* Verilen metin
━━━━━━

"Ümitvar olunuz, şu istikbal inkılâbı içinde en yüksek gür sada İslâm'ın sadası olacaktır."

Piyasalar

Rüya -2

M. Ali KAYA
04 Aralık 2016, Pazar

 

Akıbet yorgunluk vücûduma galebe etti. Göz kapaklarım yastığa dayanmış hastalar gibi durduğu yerde önüne önüne yığılmaya başladı; odanın bir köşesine uzandım; derhal uyumuş kalmışım; ah o ne hâb-ı hayat-efzâ (ömrü çoğaltan uyku) idi! İki yaşında bir masum validesinin memelerine dayansa veya yirmi yaşında bir sevda-zede maşukasının saçlarına bürünse yine bu kadar safâ-perver (iç açan) bir uyku geçirebilmek ihtimalin haricindedir.

━━━━━━

[Öğe ve bölge verileri]
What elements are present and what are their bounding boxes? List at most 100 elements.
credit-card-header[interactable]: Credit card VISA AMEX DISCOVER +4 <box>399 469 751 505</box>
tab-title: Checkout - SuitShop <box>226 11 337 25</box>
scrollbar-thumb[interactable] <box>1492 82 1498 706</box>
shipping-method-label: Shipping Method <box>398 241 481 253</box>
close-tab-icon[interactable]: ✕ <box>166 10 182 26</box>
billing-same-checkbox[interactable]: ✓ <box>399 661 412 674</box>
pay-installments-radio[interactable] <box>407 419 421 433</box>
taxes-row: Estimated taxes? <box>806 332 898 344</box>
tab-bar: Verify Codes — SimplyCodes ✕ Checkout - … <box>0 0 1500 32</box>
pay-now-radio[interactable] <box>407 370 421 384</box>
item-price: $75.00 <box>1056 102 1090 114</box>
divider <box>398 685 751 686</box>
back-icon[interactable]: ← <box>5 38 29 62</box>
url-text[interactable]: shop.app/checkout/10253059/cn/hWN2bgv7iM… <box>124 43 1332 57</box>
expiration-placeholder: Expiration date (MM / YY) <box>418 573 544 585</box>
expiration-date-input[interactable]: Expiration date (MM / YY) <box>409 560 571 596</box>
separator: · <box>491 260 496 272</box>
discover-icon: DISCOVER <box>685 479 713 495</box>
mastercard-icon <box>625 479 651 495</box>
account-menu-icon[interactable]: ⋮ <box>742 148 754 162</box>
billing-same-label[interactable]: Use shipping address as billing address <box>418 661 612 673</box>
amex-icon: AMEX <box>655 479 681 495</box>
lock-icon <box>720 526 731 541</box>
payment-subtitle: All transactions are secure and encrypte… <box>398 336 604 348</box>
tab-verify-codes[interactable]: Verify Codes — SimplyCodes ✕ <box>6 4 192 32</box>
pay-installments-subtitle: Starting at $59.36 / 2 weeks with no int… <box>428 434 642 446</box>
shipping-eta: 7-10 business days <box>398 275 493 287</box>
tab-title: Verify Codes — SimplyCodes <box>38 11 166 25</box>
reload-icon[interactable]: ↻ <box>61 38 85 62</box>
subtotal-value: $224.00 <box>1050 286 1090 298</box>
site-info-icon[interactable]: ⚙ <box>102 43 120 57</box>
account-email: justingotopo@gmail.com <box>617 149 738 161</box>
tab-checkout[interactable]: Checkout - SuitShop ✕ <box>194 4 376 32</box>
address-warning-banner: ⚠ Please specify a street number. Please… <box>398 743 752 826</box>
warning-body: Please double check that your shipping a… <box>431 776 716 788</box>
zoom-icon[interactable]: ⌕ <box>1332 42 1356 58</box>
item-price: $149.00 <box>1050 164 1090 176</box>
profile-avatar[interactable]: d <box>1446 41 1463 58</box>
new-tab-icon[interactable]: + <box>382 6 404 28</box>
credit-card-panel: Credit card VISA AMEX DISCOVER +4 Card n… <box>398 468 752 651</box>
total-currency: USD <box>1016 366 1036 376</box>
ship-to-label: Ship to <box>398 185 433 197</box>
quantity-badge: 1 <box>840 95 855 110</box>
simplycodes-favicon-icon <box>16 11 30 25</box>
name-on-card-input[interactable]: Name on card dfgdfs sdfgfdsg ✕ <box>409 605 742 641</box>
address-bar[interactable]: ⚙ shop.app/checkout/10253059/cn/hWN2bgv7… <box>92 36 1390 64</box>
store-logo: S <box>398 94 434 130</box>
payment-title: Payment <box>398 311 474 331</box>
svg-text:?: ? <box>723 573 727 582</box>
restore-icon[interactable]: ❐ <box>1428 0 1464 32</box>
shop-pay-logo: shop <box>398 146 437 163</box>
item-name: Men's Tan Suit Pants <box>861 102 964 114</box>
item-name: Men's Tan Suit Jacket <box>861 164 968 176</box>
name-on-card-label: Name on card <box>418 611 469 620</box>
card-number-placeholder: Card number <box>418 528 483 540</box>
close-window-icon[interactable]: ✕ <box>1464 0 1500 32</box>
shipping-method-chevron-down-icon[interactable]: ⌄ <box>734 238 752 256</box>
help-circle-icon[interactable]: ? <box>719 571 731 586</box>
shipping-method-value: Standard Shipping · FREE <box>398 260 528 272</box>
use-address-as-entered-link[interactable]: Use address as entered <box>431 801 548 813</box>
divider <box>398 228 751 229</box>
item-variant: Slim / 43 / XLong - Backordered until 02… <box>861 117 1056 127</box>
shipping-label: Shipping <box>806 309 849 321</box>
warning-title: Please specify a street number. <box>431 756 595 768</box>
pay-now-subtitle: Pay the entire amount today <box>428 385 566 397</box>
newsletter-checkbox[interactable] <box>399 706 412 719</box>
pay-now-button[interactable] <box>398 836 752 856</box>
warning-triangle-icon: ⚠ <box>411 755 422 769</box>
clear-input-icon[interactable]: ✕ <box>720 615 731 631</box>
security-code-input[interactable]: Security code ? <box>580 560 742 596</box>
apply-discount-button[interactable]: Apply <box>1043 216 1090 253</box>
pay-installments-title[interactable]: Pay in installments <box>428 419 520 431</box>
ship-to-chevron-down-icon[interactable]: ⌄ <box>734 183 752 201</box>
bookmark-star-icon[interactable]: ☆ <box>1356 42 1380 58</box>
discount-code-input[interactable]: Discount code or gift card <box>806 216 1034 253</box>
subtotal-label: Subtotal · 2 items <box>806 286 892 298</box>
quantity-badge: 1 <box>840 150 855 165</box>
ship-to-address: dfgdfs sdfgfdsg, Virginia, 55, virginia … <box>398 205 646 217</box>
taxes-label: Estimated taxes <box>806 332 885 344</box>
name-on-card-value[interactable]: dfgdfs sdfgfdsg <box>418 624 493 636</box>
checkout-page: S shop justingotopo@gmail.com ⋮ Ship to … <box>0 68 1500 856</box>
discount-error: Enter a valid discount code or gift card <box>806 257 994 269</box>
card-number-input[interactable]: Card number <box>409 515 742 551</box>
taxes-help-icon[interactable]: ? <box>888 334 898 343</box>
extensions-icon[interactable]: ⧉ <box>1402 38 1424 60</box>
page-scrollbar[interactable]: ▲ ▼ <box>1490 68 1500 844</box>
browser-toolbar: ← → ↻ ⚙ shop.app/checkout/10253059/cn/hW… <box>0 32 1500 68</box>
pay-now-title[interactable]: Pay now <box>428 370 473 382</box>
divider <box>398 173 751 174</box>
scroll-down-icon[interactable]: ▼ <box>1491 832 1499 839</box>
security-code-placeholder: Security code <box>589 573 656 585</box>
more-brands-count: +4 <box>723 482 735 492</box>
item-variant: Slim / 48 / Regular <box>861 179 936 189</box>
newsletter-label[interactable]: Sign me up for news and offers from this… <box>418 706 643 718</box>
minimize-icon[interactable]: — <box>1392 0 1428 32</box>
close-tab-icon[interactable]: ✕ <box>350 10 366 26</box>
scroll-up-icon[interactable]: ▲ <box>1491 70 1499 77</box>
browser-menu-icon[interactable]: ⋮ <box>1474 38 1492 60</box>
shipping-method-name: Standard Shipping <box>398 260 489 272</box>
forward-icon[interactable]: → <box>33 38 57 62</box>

━━━━━━

* Çözülecek görevler
• A. "Rüya -2" metnine göre şunları yanıtlayın:
(i) Yazı hangi tarihte yayımlanmış?
(ii) Yazının başında kimin adı yer alıyor?
(iii) "hâb-ı hayat-efzâ" ifadesine parantez içinde hangi anlam verilmiş?
• B. Lütfen "Rüya -2" metninin "M. Ali KAYA" sözleriyle başlayıp "geçirebilmek ihtimalin haricindedir." sözlerine kadar süren kısmını aynen yeniden verin.
Kayıtların bu işte hiçbir rolü yoktur.

* Yanıt olarak
• A.
(i) 04 Aralık 2016, Pazar
(ii) M. Ali KAYA
(iii) ömrü çoğaltan uyku

• B.
M. Ali KAYA
04 Aralık 2016, Pazar

 

Akıbet yorgunluk vücûduma galebe etti. Göz kapaklarım yastığa dayanmış hastalar gibi durduğu yerde önüne önüne yığılmaya başladı; odanın bir köşesine uzandım; derhal uyumuş kalmışım; ah o ne hâb-ı hayat-efzâ (ömrü çoğaltan uyku) idi! İki yaşında bir masum validesinin memelerine dayansa veya yirmi yaşında bir sevda-zede maşukasının saçlarına bürünse yine bu kadar safâ-perver (iç açan) bir uyku geçirebilmek ihtimalin haricindedir.